▶ **Dataset entries**:
= = = = =
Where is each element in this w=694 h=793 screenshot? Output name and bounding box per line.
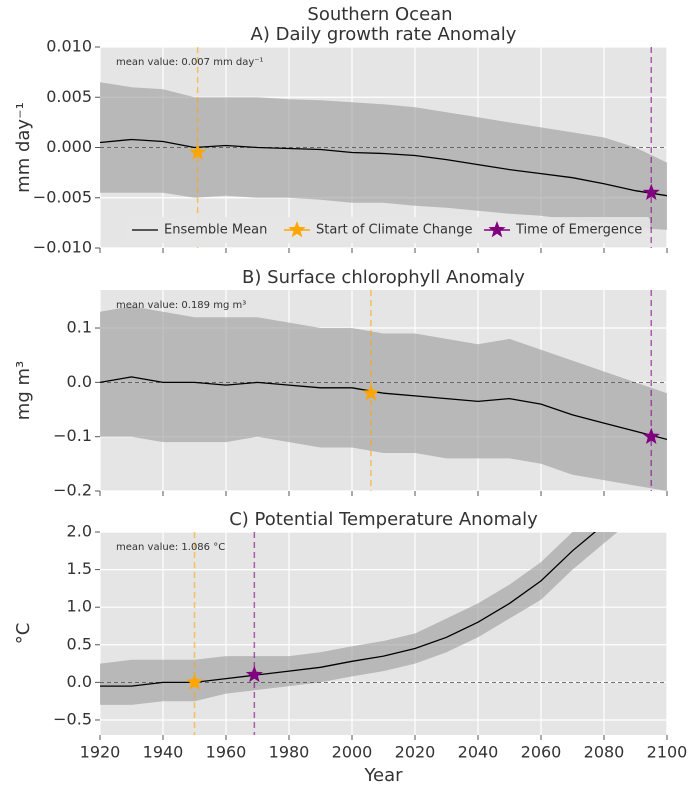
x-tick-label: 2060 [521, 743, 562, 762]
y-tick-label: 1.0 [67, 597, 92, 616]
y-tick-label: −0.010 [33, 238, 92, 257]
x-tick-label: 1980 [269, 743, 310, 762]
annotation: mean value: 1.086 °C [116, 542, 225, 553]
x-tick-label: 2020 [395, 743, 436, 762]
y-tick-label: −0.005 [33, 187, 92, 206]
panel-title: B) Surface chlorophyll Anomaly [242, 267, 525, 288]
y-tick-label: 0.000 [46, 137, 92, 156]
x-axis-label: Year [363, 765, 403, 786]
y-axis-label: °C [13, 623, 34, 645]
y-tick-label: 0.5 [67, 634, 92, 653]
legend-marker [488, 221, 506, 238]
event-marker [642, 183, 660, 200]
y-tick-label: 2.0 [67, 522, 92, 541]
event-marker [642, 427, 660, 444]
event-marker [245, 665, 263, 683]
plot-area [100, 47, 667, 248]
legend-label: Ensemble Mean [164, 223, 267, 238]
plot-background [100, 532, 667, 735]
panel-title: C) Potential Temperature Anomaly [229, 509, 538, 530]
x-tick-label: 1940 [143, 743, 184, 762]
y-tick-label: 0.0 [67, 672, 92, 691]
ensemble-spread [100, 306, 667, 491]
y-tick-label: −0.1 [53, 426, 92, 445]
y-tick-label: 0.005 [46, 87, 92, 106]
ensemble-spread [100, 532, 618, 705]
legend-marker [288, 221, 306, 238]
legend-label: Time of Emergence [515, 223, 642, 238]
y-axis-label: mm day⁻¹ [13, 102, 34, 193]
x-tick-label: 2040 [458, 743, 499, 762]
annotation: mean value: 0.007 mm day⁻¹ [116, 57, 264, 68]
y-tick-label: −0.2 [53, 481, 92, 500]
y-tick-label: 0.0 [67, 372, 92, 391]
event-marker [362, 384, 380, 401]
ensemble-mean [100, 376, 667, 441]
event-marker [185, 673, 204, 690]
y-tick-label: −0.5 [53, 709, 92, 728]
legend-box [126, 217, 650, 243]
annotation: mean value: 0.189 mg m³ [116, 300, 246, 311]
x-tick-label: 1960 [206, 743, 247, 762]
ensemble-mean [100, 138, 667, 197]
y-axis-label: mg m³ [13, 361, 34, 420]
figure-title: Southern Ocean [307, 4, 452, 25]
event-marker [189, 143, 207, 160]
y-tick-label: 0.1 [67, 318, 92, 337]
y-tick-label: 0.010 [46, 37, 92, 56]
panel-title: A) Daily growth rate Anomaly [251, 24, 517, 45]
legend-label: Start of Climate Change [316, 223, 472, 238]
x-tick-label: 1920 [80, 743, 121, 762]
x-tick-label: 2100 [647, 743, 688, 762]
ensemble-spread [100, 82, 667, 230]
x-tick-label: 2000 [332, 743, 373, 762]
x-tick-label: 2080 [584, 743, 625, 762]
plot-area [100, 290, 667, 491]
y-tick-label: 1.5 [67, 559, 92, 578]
= = = = =
▶ **Job**: Rewrite every row above, replacing "Anomaly" with "Deviation" and keeping everything else the same. Omit the picture from your answer.

▶ **Full output**:
Where is each element in this w=694 h=793 screenshot? Output name and bounding box per line.
x-tick-label: 2060 [521, 743, 562, 762]
y-tick-label: 1.0 [67, 597, 92, 616]
y-tick-label: −0.010 [33, 238, 92, 257]
x-tick-label: 1980 [269, 743, 310, 762]
annotation: mean value: 1.086 °C [116, 542, 225, 553]
x-tick-label: 2020 [395, 743, 436, 762]
y-tick-label: −0.005 [33, 187, 92, 206]
panel-title: B) Surface chlorophyll Deviation [242, 267, 525, 288]
y-tick-label: 0.000 [46, 137, 92, 156]
x-axis-label: Year [363, 765, 403, 786]
y-axis-label: °C [13, 623, 34, 645]
y-tick-label: 0.5 [67, 634, 92, 653]
legend-marker [488, 221, 506, 238]
event-marker [642, 183, 660, 200]
y-tick-label: 2.0 [67, 522, 92, 541]
event-marker [642, 427, 660, 444]
event-marker [245, 665, 263, 683]
plot-area [100, 47, 667, 248]
legend-label: Ensemble Mean [164, 223, 267, 238]
plot-background [100, 532, 667, 735]
panel-title: C) Potential Temperature Deviation [229, 509, 538, 530]
x-tick-label: 1940 [143, 743, 184, 762]
y-tick-label: 0.0 [67, 672, 92, 691]
ensemble-spread [100, 306, 667, 491]
y-tick-label: −0.1 [53, 426, 92, 445]
y-tick-label: 0.005 [46, 87, 92, 106]
ensemble-spread [100, 532, 618, 705]
legend-marker [288, 221, 306, 238]
legend-label: Time of Emergence [515, 223, 642, 238]
y-axis-label: mm day⁻¹ [13, 102, 34, 193]
x-tick-label: 2040 [458, 743, 499, 762]
annotation: mean value: 0.007 mm day⁻¹ [116, 57, 264, 68]
y-tick-label: −0.2 [53, 481, 92, 500]
y-tick-label: 0.0 [67, 372, 92, 391]
event-marker [362, 384, 380, 401]
ensemble-mean [100, 376, 667, 441]
event-marker [185, 673, 204, 690]
y-tick-label: −0.5 [53, 709, 92, 728]
legend-box [126, 217, 650, 243]
annotation: mean value: 0.189 mg m³ [116, 300, 246, 311]
x-tick-label: 1960 [206, 743, 247, 762]
ensemble-mean [100, 138, 667, 197]
y-axis-label: mg m³ [13, 361, 34, 420]
figure-title: Southern Ocean [307, 4, 452, 25]
event-marker [189, 143, 207, 160]
y-tick-label: 0.1 [67, 318, 92, 337]
y-tick-label: 0.010 [46, 37, 92, 56]
panel-title: A) Daily growth rate Deviation [251, 24, 517, 45]
legend-label: Start of Climate Change [316, 223, 472, 238]
x-tick-label: 1920 [80, 743, 121, 762]
x-tick-label: 2100 [647, 743, 688, 762]
ensemble-spread [100, 82, 667, 230]
x-tick-label: 2000 [332, 743, 373, 762]
x-tick-label: 2080 [584, 743, 625, 762]
plot-area [100, 290, 667, 491]
y-tick-label: 1.5 [67, 559, 92, 578]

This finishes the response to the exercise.